• [What is needed] Pictures stay out. Everything else in the entries is copied exactly.

____________________

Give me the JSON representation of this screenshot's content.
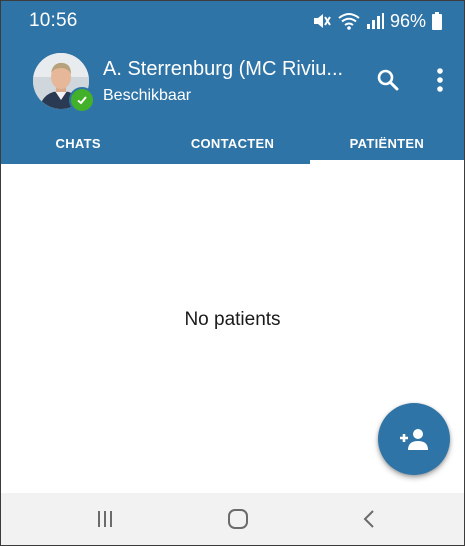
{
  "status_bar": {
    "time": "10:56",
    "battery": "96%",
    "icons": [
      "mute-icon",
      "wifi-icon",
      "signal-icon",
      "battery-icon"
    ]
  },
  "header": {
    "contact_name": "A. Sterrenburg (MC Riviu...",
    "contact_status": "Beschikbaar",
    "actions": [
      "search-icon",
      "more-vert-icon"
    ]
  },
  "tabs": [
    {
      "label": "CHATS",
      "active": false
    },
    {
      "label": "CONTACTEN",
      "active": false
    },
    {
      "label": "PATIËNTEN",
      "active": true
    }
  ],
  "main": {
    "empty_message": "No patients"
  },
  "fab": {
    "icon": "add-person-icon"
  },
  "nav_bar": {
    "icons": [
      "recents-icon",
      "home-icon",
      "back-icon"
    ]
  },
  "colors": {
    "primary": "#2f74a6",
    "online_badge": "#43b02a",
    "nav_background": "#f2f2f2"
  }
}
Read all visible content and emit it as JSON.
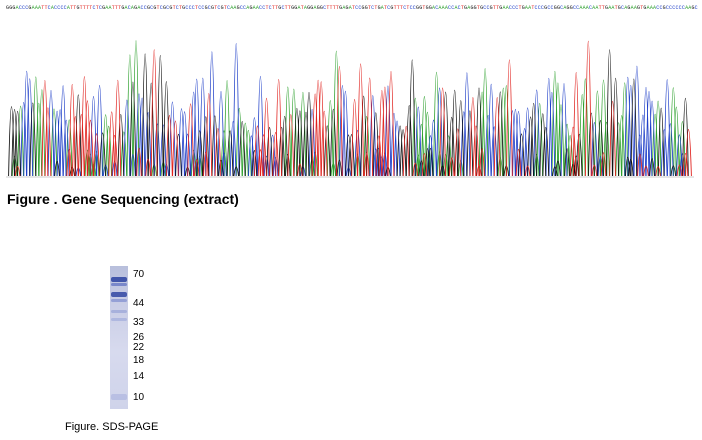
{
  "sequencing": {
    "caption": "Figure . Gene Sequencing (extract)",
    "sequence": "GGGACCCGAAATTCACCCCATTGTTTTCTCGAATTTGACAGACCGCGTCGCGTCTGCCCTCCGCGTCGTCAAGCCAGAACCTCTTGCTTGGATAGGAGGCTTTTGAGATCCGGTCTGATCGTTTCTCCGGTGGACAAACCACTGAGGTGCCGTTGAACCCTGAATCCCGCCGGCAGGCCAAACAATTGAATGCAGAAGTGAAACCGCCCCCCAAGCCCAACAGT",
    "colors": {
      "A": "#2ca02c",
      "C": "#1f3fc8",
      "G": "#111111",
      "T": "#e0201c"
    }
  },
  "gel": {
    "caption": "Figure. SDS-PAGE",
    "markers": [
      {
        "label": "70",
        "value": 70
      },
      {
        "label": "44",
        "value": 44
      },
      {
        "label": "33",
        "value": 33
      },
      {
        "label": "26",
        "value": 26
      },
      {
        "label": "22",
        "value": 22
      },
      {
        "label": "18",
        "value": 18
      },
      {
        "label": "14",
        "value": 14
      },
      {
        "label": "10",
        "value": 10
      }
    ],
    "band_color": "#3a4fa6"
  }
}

____________________

• [Completed task]
Give me the JSON representation of this screenshot's content.
{
  "status_bar": {
    "time": "10:56",
    "battery": "96%",
    "icons": [
      "mute-icon",
      "wifi-icon",
      "signal-icon",
      "battery-icon"
    ]
  },
  "header": {
    "contact_name": "A. Sterrenburg (MC Riviu...",
    "contact_status": "Beschikbaar",
    "actions": [
      "search-icon",
      "more-vert-icon"
    ]
  },
  "tabs": [
    {
      "label": "CHATS",
      "active": false
    },
    {
      "label": "CONTACTEN",
      "active": false
    },
    {
      "label": "PATIËNTEN",
      "active": true
    }
  ],
  "main": {
    "empty_message": "No patients"
  },
  "fab": {
    "icon": "add-person-icon"
  },
  "nav_bar": {
    "icons": [
      "recents-icon",
      "home-icon",
      "back-icon"
    ]
  },
  "colors": {
    "primary": "#2f74a6",
    "online_badge": "#43b02a",
    "nav_background": "#f2f2f2"
  }
}
Read all visible content and emit it as JSON.
{
  "sequencing": {
    "caption": "Figure . Gene Sequencing (extract)",
    "sequence": "GGGACCCGAAATTCACCCCATTGTTTTCTCGAATTTGACAGACCGCGTCGCGTCTGCCCTCCGCGTCGTCAAGCCAGAACCTCTTGCTTGGATAGGAGGCTTTTGAGATCCGGTCTGATCGTTTCTCCGGTGGACAAACCACTGAGGTGCCGTTGAACCCTGAATCCCGCCGGCAGGCCAAACAATTGAATGCAGAAGTGAAACCGCCCCCCAAGCCCAACAGT",
    "colors": {
      "A": "#2ca02c",
      "C": "#1f3fc8",
      "G": "#111111",
      "T": "#e0201c"
    }
  },
  "gel": {
    "caption": "Figure. SDS-PAGE",
    "markers": [
      {
        "label": "70",
        "value": 70
      },
      {
        "label": "44",
        "value": 44
      },
      {
        "label": "33",
        "value": 33
      },
      {
        "label": "26",
        "value": 26
      },
      {
        "label": "22",
        "value": 22
      },
      {
        "label": "18",
        "value": 18
      },
      {
        "label": "14",
        "value": 14
      },
      {
        "label": "10",
        "value": 10
      }
    ],
    "band_color": "#3a4fa6"
  }
}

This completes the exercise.